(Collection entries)
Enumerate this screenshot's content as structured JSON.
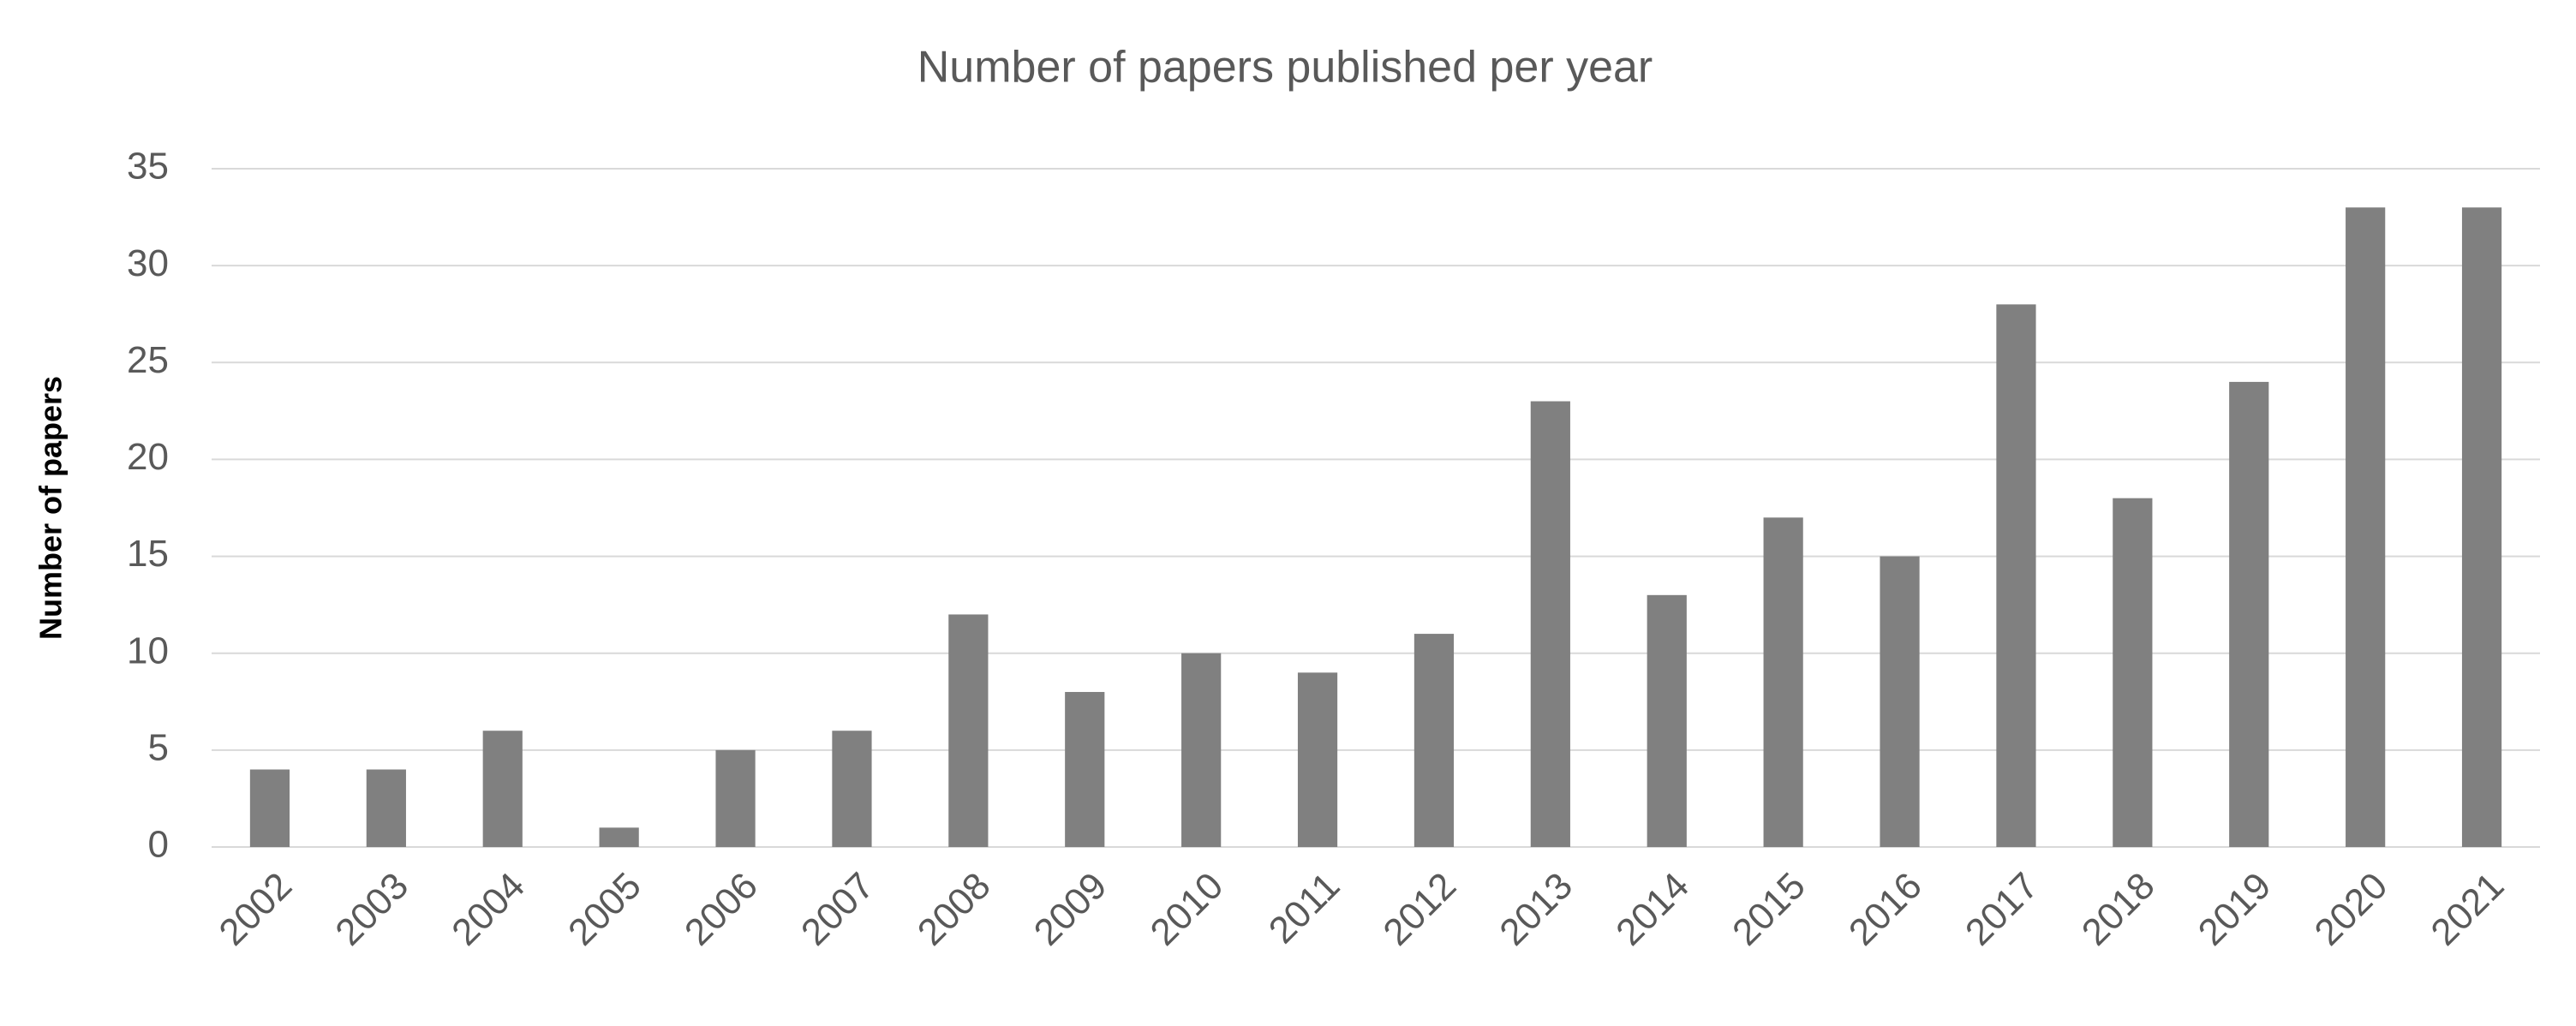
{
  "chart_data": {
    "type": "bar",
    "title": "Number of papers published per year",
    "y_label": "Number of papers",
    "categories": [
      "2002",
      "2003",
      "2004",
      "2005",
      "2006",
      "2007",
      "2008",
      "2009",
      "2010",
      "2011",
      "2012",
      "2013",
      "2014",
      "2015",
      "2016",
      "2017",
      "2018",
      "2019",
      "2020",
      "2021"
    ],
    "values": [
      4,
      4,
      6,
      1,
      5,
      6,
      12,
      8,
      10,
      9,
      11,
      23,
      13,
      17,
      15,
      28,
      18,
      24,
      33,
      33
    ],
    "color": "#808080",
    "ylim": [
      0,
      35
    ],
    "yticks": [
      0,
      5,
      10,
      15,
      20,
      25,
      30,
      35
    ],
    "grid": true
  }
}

_DESCRIPTION OF THE TASK_. List each line of the records that holds the string "papers".

_COMPLETED TASK_.
    "title": "Number of papers published per year",
    "y_label": "Number of papers",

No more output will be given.